### [Task objective]
Read through the data and report every line in which the word "retailers" occurs.

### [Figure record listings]
┏━━

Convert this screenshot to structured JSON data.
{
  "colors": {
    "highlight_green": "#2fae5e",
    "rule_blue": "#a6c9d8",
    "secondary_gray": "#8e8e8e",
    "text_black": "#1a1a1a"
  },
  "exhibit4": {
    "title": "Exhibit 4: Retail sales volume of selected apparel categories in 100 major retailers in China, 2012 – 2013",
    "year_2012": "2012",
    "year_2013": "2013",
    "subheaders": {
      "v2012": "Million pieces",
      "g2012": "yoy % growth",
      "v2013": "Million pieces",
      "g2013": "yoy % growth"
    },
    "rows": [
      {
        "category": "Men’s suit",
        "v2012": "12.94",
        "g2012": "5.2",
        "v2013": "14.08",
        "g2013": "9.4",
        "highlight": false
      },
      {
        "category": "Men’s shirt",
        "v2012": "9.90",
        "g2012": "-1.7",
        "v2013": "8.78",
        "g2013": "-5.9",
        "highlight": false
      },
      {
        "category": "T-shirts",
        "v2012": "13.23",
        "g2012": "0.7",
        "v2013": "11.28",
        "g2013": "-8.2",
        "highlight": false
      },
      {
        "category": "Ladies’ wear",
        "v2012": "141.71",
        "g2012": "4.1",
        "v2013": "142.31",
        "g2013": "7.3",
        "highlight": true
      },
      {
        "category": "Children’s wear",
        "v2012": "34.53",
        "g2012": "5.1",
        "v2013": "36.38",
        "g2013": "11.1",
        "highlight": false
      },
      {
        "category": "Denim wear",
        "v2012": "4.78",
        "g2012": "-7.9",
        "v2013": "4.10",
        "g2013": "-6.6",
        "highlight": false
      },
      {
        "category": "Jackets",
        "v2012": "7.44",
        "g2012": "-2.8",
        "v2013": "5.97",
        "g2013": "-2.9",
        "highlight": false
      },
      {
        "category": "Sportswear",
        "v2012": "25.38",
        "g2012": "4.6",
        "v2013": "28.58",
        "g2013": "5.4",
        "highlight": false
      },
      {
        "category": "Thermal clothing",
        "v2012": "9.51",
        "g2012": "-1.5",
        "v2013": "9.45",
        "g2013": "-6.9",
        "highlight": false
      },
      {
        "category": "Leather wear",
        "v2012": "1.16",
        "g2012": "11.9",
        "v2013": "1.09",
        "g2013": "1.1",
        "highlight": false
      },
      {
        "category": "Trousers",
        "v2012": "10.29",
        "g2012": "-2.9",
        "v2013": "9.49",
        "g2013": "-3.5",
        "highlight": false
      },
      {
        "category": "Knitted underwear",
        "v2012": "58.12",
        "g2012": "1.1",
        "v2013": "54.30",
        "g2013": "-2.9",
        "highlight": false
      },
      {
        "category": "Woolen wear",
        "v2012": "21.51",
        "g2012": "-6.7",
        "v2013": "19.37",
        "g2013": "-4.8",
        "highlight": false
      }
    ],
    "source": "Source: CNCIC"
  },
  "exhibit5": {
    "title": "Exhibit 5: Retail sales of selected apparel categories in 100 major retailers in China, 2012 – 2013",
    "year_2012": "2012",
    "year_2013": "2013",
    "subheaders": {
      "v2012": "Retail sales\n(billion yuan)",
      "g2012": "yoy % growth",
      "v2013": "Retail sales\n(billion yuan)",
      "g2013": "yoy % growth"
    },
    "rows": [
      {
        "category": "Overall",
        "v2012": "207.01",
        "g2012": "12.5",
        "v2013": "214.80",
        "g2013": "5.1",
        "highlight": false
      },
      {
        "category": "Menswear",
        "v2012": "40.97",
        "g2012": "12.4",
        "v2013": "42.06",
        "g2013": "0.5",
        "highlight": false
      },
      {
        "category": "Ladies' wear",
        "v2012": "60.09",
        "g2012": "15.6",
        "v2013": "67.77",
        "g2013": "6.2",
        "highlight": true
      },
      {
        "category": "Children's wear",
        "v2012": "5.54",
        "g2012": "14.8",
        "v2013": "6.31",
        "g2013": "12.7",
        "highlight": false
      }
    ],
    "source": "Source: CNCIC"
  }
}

┗━━

### [Reply]
    "title": "Exhibit 4: Retail sales volume of selected apparel categories in 100 major retailers in China, 2012 – 2013",
    "title": "Exhibit 5: Retail sales of selected apparel categories in 100 major retailers in China, 2012 – 2013",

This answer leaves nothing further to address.